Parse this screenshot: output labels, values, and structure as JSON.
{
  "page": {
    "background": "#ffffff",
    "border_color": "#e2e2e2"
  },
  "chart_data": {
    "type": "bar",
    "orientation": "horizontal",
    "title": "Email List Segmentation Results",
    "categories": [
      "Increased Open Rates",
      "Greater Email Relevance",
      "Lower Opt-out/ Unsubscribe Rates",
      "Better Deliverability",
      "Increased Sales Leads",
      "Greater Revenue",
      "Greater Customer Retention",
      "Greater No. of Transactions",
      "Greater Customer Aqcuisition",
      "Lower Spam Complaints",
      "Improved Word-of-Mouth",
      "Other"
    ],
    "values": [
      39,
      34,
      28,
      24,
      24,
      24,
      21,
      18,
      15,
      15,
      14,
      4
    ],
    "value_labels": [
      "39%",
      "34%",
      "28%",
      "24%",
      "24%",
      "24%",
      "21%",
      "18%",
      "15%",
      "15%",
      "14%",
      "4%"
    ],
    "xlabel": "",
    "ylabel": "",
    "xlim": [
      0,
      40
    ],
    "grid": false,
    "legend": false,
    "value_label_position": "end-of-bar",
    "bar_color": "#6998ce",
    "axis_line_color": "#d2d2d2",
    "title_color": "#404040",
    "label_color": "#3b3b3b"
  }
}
--------------------------------
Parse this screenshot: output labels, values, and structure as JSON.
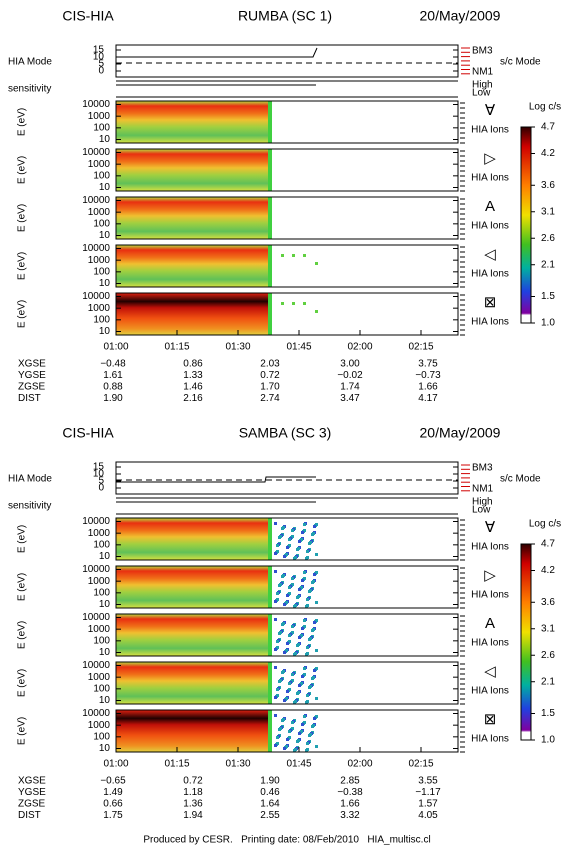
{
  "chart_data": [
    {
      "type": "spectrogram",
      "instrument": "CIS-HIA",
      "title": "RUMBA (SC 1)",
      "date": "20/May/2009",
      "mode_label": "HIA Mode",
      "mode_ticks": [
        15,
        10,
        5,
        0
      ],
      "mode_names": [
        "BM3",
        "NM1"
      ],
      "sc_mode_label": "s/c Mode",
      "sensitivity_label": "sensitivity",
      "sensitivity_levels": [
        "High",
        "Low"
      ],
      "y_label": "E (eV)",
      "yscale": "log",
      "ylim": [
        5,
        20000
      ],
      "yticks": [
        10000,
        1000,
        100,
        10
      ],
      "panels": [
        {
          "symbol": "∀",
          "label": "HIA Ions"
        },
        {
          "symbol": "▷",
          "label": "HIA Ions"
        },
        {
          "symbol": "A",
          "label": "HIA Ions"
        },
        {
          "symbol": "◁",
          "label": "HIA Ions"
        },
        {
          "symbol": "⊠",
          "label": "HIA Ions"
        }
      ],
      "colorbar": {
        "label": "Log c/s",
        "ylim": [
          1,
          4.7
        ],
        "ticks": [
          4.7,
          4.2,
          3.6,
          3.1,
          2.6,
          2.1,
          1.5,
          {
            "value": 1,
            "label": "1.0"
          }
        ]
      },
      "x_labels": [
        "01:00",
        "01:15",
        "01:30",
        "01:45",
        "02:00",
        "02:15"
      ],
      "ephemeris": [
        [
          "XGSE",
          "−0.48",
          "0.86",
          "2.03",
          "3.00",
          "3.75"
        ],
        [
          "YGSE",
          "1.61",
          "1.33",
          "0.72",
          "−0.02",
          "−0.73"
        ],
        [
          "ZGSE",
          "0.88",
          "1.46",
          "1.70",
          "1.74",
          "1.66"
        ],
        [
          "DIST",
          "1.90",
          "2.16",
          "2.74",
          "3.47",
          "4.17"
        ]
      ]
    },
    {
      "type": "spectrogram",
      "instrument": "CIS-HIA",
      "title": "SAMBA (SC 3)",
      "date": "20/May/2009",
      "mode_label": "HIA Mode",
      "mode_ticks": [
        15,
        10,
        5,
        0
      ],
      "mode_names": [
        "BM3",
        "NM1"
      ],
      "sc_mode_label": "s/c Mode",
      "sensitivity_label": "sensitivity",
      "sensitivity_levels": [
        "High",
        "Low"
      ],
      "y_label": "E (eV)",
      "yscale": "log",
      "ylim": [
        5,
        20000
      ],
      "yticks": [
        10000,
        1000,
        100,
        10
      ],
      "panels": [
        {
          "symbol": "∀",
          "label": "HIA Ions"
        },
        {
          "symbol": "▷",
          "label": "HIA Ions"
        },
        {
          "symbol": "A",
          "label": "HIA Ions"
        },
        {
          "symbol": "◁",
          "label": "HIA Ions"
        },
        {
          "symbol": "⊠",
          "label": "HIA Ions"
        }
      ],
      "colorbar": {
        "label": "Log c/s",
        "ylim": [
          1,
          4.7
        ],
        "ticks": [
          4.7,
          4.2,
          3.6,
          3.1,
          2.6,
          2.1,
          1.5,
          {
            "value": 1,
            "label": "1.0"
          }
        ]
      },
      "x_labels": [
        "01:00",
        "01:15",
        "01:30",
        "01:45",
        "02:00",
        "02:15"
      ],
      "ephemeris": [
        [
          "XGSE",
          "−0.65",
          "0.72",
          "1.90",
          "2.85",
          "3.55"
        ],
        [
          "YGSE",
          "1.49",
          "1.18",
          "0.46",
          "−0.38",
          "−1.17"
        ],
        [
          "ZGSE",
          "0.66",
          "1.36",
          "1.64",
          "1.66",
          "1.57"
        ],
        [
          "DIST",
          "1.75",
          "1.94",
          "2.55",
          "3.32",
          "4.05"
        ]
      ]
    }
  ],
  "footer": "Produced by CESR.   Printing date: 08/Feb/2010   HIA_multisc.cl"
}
--------------------------------
=== WORK TO BE COMPLETED ===
Show every line in the records above that contains the word "Lower".

=== PROBLEM SOLUTION ===
      "Lower Opt-out/ Unsubscribe Rates",
      "Lower Spam Complaints",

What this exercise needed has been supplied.